> _Collected data entries_

** start **

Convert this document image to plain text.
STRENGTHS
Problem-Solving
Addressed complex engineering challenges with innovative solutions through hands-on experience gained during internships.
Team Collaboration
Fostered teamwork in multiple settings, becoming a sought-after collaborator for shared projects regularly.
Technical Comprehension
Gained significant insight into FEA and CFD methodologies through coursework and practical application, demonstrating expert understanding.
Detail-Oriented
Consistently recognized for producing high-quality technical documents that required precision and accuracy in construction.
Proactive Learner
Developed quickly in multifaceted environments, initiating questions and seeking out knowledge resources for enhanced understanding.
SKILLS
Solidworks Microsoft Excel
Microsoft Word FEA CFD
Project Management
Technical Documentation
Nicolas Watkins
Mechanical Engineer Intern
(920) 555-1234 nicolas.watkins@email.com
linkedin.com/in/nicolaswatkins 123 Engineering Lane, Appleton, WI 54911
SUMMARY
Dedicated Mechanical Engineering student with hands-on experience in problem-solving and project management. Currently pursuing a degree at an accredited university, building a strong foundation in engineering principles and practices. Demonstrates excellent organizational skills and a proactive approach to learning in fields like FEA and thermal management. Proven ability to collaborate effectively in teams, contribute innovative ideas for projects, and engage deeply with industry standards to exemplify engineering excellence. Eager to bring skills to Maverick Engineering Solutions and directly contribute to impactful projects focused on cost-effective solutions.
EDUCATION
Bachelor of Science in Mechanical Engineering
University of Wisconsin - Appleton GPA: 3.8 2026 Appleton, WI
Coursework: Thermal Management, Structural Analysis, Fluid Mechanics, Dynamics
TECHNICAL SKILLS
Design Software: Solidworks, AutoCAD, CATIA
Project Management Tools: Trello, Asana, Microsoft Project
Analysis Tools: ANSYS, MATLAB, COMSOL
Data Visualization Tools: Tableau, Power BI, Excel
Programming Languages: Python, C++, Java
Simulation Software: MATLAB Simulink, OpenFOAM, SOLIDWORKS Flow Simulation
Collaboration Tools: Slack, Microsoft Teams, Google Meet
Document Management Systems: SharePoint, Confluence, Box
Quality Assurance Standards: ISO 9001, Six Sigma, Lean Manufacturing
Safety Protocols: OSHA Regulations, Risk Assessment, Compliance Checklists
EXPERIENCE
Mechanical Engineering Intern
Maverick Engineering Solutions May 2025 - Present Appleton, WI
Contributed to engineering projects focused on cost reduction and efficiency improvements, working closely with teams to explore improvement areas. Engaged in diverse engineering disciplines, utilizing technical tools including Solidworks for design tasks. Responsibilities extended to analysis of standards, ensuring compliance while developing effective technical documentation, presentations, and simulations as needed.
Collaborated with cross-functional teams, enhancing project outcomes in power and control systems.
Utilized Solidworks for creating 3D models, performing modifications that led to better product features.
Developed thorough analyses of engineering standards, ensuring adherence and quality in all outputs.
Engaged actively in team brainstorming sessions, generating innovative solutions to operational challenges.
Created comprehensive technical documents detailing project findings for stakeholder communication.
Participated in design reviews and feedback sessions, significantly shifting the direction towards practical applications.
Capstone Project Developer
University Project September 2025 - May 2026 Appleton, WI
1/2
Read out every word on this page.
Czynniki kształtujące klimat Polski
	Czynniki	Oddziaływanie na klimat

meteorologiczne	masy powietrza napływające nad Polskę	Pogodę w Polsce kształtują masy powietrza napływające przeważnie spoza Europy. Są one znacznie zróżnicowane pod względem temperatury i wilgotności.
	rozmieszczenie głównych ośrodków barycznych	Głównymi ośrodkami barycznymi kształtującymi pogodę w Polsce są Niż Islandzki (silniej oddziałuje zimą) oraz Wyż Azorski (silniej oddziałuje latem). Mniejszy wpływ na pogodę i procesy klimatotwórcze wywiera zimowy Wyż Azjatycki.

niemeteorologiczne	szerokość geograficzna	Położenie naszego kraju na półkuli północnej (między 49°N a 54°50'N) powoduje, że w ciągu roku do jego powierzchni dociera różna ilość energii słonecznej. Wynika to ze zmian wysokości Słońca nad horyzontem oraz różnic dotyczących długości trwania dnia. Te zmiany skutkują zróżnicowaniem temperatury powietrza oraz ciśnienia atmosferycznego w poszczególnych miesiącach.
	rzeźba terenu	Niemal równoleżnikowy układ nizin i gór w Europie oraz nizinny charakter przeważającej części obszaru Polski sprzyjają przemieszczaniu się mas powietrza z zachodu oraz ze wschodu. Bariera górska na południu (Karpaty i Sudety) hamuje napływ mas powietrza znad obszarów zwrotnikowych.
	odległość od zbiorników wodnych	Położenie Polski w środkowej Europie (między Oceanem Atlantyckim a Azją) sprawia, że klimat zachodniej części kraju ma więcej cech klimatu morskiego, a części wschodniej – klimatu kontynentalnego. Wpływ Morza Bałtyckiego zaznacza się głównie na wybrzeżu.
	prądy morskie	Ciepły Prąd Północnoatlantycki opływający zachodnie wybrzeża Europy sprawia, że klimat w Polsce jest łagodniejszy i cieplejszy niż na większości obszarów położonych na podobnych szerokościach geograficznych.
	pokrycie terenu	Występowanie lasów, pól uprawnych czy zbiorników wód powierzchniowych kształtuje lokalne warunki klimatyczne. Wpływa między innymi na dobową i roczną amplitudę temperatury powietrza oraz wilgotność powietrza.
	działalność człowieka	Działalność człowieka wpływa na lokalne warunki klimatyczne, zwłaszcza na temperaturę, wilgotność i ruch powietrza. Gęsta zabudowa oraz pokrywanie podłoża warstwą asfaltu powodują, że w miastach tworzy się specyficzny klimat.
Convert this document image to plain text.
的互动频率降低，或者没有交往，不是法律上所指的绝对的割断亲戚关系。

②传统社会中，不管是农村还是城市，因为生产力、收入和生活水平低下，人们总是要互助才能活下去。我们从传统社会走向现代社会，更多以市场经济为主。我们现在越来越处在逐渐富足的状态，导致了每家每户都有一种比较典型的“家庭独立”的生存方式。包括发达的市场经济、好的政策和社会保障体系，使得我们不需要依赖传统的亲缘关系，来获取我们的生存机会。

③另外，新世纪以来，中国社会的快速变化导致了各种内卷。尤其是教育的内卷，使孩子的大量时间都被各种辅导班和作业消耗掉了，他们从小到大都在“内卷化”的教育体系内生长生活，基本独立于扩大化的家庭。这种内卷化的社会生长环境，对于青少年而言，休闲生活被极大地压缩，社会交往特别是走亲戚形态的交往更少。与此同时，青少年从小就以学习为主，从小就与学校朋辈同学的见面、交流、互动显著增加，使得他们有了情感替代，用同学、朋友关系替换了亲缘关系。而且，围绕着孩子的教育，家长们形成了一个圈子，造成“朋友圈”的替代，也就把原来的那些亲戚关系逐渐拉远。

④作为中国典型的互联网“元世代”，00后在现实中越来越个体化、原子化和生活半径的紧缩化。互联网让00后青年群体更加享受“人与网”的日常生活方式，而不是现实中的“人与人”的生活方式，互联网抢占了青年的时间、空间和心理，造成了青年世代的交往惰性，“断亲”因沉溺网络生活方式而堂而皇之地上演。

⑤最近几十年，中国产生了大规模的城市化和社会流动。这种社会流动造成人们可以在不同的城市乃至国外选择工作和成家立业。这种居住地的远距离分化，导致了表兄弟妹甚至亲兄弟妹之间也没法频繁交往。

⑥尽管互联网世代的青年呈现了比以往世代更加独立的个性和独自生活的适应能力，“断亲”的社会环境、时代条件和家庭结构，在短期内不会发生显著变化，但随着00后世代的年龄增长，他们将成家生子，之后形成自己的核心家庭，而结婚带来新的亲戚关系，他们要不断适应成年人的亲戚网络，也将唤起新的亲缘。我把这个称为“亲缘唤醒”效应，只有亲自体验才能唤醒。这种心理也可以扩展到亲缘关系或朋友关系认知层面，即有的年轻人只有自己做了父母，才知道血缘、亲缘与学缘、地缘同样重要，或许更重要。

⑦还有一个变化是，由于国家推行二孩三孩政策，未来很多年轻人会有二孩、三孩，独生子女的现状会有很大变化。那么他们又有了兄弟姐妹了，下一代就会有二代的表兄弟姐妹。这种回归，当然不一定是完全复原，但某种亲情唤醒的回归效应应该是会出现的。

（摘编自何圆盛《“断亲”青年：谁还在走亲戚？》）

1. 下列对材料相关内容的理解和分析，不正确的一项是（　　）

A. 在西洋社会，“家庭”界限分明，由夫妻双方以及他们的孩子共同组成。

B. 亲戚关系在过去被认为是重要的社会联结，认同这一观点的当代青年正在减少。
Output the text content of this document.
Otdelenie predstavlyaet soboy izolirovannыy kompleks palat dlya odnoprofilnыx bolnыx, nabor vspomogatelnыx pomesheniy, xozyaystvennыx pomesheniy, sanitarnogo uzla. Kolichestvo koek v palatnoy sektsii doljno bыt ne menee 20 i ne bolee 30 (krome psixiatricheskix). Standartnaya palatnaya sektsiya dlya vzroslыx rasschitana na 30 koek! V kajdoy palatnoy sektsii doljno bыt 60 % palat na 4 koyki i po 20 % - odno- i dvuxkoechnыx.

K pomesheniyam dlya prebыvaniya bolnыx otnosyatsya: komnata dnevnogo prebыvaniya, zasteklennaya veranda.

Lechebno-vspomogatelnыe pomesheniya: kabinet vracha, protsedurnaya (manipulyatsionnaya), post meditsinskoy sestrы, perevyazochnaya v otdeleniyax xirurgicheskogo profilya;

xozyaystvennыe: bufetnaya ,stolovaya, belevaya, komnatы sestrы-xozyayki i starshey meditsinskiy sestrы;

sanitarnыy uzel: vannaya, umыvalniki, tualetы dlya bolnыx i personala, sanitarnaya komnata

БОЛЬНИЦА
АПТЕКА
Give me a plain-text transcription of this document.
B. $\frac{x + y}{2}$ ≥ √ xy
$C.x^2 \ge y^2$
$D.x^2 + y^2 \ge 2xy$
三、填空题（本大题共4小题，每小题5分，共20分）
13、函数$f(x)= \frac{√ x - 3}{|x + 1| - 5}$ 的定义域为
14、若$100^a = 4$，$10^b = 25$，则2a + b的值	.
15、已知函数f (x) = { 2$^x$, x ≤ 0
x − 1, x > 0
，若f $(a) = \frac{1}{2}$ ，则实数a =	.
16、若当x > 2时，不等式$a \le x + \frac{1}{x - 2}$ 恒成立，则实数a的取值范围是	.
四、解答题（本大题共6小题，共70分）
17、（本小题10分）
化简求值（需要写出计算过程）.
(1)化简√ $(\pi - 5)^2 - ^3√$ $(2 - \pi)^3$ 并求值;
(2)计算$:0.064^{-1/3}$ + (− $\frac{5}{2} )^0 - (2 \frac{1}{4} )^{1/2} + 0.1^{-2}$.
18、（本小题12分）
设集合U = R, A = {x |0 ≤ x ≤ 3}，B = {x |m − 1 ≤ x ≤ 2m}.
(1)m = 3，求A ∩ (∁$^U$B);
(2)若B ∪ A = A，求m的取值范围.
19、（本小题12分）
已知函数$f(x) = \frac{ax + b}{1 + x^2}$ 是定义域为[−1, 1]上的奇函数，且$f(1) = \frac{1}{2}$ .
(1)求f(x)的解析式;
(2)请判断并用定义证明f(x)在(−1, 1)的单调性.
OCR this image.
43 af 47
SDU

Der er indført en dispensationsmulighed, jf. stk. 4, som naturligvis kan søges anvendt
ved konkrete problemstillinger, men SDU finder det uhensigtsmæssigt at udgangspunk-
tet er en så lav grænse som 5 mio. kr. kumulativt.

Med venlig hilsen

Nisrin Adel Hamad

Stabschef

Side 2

** end **

> _Set exercise_
The lines to reproduce run from the line containing "OCR this image." to the end of the listing; write them out exactly and add nothing.

> _Complete output_
OCR this image.
43 af 47
SDU

Der er indført en dispensationsmulighed, jf. stk. 4, som naturligvis kan søges anvendt
ved konkrete problemstillinger, men SDU finder det uhensigtsmæssigt at udgangspunk-
tet er en så lav grænse som 5 mio. kr. kumulativt.

Med venlig hilsen

Nisrin Adel Hamad

Stabschef

Side 2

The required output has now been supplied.